Rewrite the lines of the material, from its first line through the line that contains "- render-production-icon[interactable]: [366, 17, 374, 26]", as a Markdown table with the columns Row and Line, leaving out any blank lines. Include both the first line and the line with "- render-production-icon[interactable]: [366, 17, 374, 26]".

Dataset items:

------------------------------------

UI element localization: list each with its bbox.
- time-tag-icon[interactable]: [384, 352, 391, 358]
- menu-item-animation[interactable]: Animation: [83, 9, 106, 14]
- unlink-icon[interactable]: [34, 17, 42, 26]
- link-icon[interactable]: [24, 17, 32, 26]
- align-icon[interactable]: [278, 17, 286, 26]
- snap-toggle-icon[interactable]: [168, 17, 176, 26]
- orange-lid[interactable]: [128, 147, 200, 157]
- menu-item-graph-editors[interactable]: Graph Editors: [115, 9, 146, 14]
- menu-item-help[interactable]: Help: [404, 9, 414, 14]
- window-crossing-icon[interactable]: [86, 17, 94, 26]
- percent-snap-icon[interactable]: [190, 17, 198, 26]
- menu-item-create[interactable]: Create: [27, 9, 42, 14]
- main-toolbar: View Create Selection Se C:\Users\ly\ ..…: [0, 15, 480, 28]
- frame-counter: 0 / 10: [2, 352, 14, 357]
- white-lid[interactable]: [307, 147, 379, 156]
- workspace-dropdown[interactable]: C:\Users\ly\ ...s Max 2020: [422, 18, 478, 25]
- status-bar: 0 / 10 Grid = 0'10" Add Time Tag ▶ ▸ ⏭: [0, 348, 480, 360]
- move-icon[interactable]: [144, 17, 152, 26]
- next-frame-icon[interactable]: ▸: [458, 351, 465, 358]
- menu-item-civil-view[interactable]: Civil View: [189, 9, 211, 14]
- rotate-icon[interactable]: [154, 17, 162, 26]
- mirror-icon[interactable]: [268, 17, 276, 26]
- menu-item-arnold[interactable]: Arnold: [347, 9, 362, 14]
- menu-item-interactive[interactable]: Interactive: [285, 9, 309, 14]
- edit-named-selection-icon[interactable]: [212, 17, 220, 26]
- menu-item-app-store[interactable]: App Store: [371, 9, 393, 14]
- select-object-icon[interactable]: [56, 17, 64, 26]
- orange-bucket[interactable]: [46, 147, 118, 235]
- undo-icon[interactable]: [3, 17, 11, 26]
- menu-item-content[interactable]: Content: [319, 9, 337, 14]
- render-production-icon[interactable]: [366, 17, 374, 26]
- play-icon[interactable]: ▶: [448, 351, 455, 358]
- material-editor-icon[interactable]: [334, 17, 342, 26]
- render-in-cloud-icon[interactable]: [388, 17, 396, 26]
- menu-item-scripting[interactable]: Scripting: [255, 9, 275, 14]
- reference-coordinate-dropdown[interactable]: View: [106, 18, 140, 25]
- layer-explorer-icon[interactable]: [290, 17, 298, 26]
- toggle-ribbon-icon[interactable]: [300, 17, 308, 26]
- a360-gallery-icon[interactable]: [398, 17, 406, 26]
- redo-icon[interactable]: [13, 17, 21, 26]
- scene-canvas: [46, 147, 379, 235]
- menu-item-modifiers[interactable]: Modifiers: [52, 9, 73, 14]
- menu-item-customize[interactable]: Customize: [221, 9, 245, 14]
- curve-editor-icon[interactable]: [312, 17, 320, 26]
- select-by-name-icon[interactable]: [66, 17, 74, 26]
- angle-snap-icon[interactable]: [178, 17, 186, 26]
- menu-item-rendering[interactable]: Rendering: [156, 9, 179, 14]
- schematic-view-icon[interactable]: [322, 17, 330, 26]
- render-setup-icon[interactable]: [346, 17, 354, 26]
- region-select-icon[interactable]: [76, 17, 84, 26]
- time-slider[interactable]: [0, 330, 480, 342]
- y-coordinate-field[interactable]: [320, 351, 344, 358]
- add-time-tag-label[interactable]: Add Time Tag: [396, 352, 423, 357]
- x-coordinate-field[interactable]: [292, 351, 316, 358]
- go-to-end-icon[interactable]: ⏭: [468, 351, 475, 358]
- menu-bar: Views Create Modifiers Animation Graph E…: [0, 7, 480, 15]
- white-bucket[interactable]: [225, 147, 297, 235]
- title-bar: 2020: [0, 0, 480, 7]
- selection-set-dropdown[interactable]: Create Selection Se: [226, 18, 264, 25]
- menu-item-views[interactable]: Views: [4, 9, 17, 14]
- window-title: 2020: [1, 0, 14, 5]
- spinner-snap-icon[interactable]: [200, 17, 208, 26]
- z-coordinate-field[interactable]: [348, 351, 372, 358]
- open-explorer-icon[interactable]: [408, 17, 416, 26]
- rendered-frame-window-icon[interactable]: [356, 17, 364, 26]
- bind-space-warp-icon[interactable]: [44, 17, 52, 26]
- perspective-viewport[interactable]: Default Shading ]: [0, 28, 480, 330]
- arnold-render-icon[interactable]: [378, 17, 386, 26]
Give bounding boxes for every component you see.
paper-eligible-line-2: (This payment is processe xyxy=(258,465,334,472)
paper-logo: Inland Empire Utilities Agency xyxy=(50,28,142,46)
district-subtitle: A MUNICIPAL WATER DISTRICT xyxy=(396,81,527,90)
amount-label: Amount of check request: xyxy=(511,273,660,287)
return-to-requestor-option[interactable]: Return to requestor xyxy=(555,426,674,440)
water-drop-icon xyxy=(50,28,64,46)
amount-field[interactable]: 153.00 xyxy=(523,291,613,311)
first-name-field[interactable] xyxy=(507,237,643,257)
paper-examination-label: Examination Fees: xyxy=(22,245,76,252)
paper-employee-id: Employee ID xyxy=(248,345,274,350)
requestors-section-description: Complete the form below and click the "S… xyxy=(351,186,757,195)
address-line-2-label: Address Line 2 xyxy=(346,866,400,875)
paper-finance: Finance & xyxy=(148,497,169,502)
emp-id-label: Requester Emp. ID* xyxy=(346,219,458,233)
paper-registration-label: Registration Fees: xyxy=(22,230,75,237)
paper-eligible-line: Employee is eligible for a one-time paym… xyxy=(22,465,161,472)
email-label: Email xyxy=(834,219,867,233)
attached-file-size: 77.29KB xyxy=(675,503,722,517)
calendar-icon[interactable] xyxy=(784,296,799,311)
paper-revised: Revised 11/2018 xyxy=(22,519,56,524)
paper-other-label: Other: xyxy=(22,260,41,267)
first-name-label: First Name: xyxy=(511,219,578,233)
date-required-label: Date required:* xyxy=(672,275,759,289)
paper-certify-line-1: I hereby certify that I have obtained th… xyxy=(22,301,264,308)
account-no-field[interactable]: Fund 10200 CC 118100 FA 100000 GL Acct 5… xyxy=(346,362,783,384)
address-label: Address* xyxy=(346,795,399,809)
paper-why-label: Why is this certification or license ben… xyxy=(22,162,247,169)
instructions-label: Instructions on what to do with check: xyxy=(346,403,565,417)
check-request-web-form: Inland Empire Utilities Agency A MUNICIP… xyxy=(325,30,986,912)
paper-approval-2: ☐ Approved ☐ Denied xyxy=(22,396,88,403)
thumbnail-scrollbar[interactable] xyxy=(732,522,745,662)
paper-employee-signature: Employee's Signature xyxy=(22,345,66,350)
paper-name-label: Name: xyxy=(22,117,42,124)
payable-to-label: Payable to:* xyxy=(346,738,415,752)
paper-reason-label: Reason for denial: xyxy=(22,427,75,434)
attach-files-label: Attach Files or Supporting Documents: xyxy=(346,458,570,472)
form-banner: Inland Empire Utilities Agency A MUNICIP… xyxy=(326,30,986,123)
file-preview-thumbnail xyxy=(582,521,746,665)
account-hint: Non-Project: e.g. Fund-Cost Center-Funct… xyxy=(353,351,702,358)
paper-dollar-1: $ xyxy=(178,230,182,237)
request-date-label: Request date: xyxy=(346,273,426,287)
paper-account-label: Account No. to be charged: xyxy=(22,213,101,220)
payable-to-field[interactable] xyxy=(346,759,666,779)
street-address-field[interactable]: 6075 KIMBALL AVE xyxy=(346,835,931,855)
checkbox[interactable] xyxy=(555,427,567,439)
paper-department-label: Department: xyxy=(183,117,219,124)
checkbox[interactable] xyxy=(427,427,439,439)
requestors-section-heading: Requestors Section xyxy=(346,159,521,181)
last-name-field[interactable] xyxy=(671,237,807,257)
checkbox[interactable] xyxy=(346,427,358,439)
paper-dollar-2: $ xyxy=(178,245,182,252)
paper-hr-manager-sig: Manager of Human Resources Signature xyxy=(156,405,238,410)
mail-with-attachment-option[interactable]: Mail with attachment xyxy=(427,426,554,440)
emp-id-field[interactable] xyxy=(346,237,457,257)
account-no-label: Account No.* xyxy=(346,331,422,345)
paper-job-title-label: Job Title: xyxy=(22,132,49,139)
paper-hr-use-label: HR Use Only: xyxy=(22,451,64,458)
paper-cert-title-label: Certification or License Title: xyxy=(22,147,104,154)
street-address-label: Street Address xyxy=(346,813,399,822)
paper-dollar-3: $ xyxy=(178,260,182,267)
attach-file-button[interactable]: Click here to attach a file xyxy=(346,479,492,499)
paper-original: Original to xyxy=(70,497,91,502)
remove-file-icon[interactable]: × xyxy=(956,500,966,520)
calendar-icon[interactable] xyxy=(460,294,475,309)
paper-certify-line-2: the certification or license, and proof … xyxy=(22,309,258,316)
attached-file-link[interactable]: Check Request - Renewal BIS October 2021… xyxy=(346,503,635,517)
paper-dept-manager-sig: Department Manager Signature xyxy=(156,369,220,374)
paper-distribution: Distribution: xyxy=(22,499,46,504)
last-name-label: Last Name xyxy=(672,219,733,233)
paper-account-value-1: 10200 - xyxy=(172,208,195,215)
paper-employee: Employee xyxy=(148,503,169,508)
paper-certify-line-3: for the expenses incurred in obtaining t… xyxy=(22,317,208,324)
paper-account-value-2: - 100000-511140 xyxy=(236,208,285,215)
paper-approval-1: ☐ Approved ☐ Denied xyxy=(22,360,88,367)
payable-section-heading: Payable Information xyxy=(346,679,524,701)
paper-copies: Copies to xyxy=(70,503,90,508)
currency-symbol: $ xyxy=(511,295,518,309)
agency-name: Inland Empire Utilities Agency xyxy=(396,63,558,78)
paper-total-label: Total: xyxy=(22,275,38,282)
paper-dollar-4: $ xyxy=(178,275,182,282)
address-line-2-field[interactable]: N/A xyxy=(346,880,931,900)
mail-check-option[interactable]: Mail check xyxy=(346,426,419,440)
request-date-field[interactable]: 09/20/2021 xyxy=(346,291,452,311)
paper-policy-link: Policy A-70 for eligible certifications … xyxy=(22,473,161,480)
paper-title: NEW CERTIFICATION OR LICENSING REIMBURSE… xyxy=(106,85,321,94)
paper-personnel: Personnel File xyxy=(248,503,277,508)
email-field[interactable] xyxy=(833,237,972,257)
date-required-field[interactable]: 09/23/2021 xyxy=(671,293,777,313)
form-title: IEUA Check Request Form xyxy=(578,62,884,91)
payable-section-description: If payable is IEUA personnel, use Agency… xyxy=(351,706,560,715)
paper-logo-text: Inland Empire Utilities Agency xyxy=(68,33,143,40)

------------------------------------

__Solution for this problem__
| Row | Line |
|---|---|
| 1 | UI element localization: list each with its bbox. |
| 2 | - time-tag-icon[interactable]: [384, 352, 391, 358] |
| 3 | - menu-item-animation[interactable]: Animation: [83, 9, 106, 14] |
| 4 | - unlink-icon[interactable]: [34, 17, 42, 26] |
| 5 | - link-icon[interactable]: [24, 17, 32, 26] |
| 6 | - align-icon[interactable]: [278, 17, 286, 26] |
| 7 | - snap-toggle-icon[interactable]: [168, 17, 176, 26] |
| 8 | - orange-lid[interactable]: [128, 147, 200, 157] |
| 9 | - menu-item-graph-editors[interactable]: Graph Editors: [115, 9, 146, 14] |
| 10 | - menu-item-help[interactable]: Help: [404, 9, 414, 14] |
| 11 | - window-crossing-icon[interactable]: [86, 17, 94, 26] |
| 12 | - percent-snap-icon[interactable]: [190, 17, 198, 26] |
| 13 | - menu-item-create[interactable]: Create: [27, 9, 42, 14] |
| 14 | - main-toolbar: View Create Selection Se C:\Users\ly\ ..…: [0, 15, 480, 28] |
| 15 | - frame-counter: 0 / 10: [2, 352, 14, 357] |
| 16 | - white-lid[interactable]: [307, 147, 379, 156] |
| 17 | - workspace-dropdown[interactable]: C:\Users\ly\ ...s Max 2020: [422, 18, 478, 25] |
| 18 | - status-bar: 0 / 10 Grid = 0'10" Add Time Tag ▶ ▸ ⏭: [0, 348, 480, 360] |
| 19 | - move-icon[interactable]: [144, 17, 152, 26] |
| 20 | - next-frame-icon[interactable]: ▸: [458, 351, 465, 358] |
| 21 | - menu-item-civil-view[interactable]: Civil View: [189, 9, 211, 14] |
| 22 | - rotate-icon[interactable]: [154, 17, 162, 26] |
| 23 | - mirror-icon[interactable]: [268, 17, 276, 26] |
| 24 | - menu-item-arnold[interactable]: Arnold: [347, 9, 362, 14] |
| 25 | - menu-item-interactive[interactable]: Interactive: [285, 9, 309, 14] |
| 26 | - edit-named-selection-icon[interactable]: [212, 17, 220, 26] |
| 27 | - menu-item-app-store[interactable]: App Store: [371, 9, 393, 14] |
| 28 | - select-object-icon[interactable]: [56, 17, 64, 26] |
| 29 | - orange-bucket[interactable]: [46, 147, 118, 235] |
| 30 | - undo-icon[interactable]: [3, 17, 11, 26] |
| 31 | - menu-item-content[interactable]: Content: [319, 9, 337, 14] |
| 32 | - render-production-icon[interactable]: [366, 17, 374, 26] |